Data entries:
━━━━

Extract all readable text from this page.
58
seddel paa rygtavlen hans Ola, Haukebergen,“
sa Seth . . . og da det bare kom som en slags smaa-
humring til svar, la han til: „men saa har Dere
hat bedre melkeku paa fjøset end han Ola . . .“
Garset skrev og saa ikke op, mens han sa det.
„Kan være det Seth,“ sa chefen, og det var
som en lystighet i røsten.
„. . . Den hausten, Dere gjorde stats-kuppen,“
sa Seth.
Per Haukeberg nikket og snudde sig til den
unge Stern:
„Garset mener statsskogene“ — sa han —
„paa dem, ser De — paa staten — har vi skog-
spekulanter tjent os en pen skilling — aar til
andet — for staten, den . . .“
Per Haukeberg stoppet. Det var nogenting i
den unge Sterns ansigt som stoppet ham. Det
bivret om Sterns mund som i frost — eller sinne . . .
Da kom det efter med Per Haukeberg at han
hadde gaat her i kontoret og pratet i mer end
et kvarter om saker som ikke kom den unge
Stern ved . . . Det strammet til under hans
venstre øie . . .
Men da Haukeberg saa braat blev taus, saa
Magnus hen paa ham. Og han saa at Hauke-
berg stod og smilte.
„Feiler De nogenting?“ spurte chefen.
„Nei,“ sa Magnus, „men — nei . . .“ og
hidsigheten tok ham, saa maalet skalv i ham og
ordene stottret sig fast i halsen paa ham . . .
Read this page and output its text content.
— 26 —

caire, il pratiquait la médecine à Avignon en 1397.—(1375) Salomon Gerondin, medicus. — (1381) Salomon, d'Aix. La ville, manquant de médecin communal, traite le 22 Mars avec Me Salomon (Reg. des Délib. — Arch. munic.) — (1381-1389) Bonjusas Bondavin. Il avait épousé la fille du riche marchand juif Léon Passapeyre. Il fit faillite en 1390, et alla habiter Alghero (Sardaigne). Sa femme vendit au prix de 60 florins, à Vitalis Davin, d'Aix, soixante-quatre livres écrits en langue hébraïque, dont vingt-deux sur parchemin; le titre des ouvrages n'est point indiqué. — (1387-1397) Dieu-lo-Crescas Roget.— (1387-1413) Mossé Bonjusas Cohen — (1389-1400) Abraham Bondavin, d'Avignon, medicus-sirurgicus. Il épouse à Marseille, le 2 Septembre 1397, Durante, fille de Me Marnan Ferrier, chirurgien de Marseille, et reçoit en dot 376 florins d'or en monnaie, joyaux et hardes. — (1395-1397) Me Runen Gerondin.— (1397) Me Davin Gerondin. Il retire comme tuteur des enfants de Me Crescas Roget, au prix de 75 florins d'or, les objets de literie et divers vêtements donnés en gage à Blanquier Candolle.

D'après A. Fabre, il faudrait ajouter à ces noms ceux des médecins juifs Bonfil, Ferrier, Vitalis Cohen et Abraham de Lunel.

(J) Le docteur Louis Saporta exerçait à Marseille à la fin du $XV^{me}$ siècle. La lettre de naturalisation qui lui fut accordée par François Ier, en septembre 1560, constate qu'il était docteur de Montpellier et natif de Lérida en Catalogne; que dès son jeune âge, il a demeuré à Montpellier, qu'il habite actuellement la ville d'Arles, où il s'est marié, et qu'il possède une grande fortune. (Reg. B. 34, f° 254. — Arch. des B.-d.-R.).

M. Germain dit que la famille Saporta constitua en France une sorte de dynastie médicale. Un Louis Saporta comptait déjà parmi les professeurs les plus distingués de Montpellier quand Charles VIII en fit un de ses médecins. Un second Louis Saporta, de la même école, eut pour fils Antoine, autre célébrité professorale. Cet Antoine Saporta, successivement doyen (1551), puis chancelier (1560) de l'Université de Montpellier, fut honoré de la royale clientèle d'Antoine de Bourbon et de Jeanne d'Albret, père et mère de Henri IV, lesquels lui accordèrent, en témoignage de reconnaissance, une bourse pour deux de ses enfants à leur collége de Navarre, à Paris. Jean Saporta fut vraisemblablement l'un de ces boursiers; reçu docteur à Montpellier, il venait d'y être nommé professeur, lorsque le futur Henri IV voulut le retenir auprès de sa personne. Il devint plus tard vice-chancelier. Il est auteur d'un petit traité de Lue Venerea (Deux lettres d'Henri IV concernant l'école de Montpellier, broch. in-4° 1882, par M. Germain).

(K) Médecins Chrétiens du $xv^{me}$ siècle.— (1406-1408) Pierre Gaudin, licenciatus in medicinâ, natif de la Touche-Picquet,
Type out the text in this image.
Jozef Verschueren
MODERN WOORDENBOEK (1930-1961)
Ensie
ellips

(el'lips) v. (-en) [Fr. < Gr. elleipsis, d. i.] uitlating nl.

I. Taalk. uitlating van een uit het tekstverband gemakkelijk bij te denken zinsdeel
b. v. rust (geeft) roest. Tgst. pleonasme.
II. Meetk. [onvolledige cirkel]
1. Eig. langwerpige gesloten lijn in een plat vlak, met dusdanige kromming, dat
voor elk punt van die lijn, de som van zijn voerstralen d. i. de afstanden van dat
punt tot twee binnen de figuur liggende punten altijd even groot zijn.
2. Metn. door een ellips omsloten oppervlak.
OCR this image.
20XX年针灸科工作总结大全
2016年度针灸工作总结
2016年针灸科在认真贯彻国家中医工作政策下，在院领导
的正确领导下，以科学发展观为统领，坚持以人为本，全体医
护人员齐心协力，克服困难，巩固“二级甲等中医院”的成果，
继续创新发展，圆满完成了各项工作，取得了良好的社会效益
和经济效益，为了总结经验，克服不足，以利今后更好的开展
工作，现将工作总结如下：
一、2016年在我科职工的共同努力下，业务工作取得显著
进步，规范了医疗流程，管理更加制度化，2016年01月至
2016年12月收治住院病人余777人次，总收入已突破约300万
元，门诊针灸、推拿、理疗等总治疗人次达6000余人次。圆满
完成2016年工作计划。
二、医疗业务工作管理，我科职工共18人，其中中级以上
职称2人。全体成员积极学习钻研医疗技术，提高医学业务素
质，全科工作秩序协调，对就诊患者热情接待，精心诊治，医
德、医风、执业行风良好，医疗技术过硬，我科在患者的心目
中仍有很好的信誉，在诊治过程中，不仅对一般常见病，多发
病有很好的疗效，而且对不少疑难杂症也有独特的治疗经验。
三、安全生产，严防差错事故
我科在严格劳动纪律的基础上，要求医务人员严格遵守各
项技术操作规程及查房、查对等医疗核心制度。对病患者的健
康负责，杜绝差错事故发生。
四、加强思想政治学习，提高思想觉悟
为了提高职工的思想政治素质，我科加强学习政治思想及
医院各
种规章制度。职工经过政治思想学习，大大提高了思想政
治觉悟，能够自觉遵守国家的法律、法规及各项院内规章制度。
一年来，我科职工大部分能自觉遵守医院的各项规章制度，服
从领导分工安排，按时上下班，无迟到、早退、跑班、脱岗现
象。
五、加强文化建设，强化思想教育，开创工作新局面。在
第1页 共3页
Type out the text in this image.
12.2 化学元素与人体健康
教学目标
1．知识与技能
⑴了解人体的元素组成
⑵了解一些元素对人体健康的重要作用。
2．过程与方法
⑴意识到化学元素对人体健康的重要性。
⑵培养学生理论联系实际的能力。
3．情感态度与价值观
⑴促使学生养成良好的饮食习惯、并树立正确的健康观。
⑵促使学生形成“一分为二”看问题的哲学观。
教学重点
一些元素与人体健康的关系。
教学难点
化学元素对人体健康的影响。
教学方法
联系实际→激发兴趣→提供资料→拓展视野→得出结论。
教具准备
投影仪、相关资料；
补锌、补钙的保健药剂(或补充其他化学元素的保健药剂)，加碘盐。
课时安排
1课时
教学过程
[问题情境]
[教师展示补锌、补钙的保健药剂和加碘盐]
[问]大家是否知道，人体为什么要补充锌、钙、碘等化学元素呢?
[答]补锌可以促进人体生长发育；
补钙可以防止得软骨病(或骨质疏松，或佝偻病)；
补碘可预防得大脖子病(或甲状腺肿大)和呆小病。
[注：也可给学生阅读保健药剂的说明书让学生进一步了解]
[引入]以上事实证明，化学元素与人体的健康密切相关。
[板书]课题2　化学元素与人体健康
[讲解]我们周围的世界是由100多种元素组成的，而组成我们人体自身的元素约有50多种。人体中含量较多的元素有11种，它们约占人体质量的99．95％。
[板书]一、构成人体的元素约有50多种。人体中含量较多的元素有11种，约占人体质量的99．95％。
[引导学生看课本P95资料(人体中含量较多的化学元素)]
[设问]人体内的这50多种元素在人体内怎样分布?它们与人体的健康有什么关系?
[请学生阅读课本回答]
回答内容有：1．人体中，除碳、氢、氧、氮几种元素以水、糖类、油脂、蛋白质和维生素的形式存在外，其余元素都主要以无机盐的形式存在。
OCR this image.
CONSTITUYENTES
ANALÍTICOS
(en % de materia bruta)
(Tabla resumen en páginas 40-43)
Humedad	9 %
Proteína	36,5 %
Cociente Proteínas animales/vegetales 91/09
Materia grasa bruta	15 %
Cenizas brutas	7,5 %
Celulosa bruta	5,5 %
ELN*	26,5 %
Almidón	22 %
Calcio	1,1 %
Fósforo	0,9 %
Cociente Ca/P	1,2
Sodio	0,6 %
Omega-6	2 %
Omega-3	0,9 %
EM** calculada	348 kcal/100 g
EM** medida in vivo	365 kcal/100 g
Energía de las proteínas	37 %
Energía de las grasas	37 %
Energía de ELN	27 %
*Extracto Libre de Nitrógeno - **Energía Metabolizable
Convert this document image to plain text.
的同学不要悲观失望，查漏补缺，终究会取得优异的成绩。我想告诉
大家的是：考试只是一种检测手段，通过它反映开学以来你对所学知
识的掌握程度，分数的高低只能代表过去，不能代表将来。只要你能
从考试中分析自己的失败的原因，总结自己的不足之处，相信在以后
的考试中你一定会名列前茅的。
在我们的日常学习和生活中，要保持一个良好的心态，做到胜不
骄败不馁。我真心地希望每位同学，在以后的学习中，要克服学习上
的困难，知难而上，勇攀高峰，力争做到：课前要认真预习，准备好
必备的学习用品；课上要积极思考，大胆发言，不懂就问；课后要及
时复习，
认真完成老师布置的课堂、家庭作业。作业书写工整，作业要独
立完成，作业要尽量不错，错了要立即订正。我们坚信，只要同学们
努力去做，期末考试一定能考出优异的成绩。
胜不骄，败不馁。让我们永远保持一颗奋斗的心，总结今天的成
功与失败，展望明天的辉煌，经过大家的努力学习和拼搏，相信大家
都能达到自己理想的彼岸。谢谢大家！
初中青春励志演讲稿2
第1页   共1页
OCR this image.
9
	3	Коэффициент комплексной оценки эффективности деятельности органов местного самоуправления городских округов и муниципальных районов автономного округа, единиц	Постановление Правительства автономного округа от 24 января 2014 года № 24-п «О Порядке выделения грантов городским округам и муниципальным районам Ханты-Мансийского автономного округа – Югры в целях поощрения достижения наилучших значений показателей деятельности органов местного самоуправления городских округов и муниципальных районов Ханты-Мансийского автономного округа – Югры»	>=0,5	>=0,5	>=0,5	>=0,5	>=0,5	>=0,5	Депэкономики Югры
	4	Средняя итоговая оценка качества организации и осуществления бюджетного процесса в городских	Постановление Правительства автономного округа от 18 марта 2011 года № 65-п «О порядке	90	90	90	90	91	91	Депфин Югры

━━━━

- _Your objective_: Tally every line of the data that holds the word "Magnus" and write the count alone.

- _Finished task_: 2